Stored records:
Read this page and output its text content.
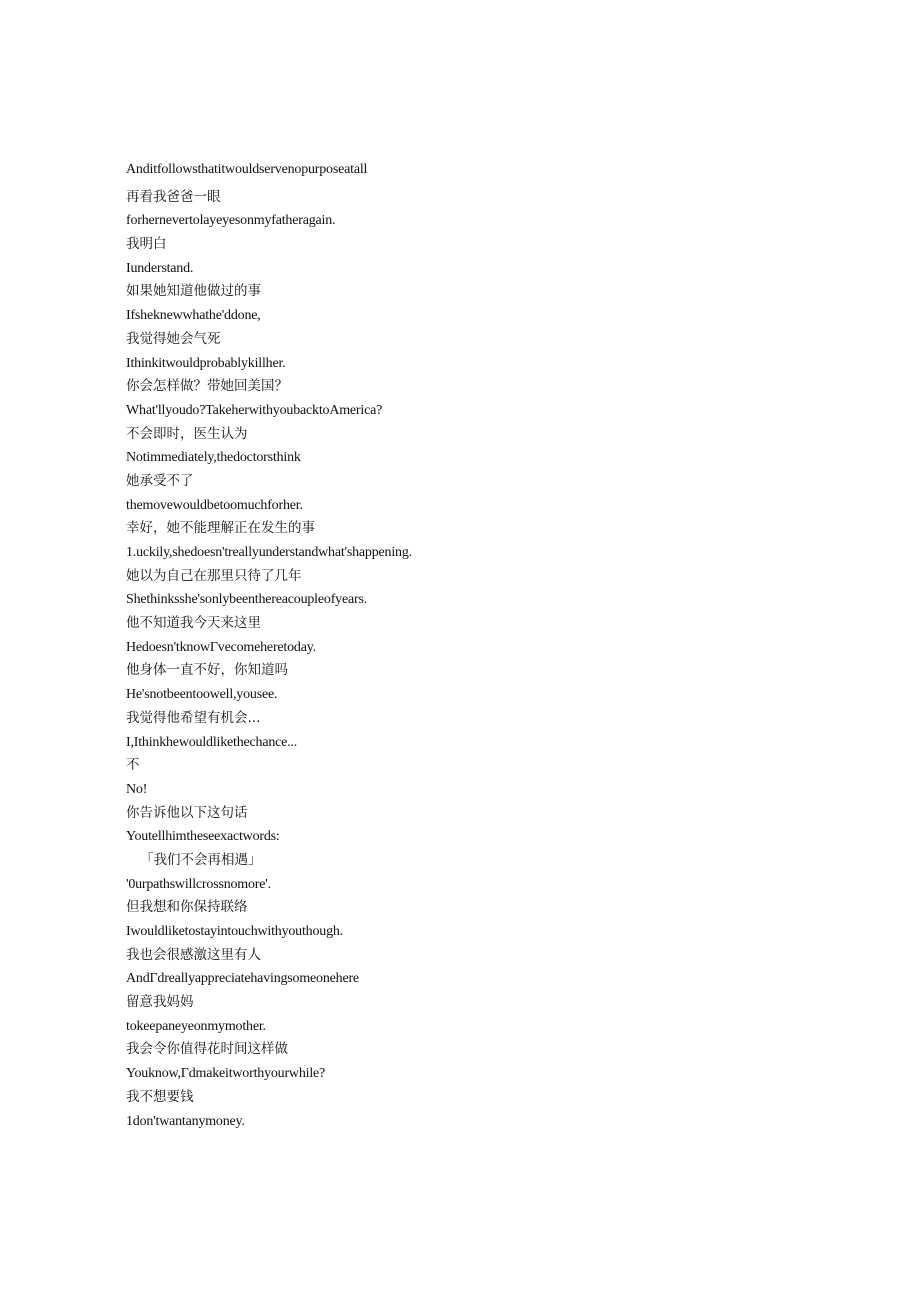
Anditfollowsthatitwouldservenopurposeatall
再看我爸爸一眼
forhernevertolayeyesonmyfatheragain.
我明白
Iunderstand.
如果她知道他做过的事
Ifsheknewwhathe'ddone,
我觉得她会气死
Ithinkitwouldprobablykillher.
你会怎样做？带她回美国？
What'llyoudo?TakeherwithyoubacktoAmerica?
不会即时，医生认为
Notimmediately,thedoctorsthink
她承受不了
themovewouldbetoomuchforher.
幸好，她不能理解正在发生的事
1.uckily,shedoesn'treallyunderstandwhat'shappening.
她以为自己在那里只待了几年
Shethinksshe'sonlybeenthereacoupleofyears.
他不知道我今天来这里
Hedoesn'tknowΓvecomeheretoday.
他身体一直不好，你知道吗
He'snotbeentoowell,yousee.
我觉得他希望有机会...
I,Ithinkhewouldlikethechance...
不
No!
你告诉他以下这句话
Youtellhimtheseexactwords:
「我们不会再相遇」
'0urpathswillcrossnomore'.
但我想和你保持联络
Iwouldliketostayintouchwithyouthough.
我也会很感激这里有人
AndΓdreallyappreciatehavingsomeonehere
留意我妈妈
tokeepaneyeonmymother.
我会令你值得花时间这样做
Youknow,Γdmakeitworthyourwhile?
我不想要钱
1don'twantanymoney.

**Set problem**
Without the pictures, repeat all the records word for word.

**Expected answer**
Read this page and output its text content.
Anditfollowsthatitwouldservenopurposeatall
再看我爸爸一眼
forhernevertolayeyesonmyfatheragain.
我明白
Iunderstand.
如果她知道他做过的事
Ifsheknewwhathe'ddone,
我觉得她会气死
Ithinkitwouldprobablykillher.
你会怎样做？带她回美国？
What'llyoudo?TakeherwithyoubacktoAmerica?
不会即时，医生认为
Notimmediately,thedoctorsthink
她承受不了
themovewouldbetoomuchforher.
幸好，她不能理解正在发生的事
1.uckily,shedoesn'treallyunderstandwhat'shappening.
她以为自己在那里只待了几年
Shethinksshe'sonlybeenthereacoupleofyears.
他不知道我今天来这里
Hedoesn'tknowΓvecomeheretoday.
他身体一直不好，你知道吗
He'snotbeentoowell,yousee.
我觉得他希望有机会...
I,Ithinkhewouldlikethechance...
不
No!
你告诉他以下这句话
Youtellhimtheseexactwords:
「我们不会再相遇」
'0urpathswillcrossnomore'.
但我想和你保持联络
Iwouldliketostayintouchwithyouthough.
我也会很感激这里有人
AndΓdreallyappreciatehavingsomeonehere
留意我妈妈
tokeepaneyeonmymother.
我会令你值得花时间这样做
Youknow,Γdmakeitworthyourwhile?
我不想要钱
1don'twantanymoney.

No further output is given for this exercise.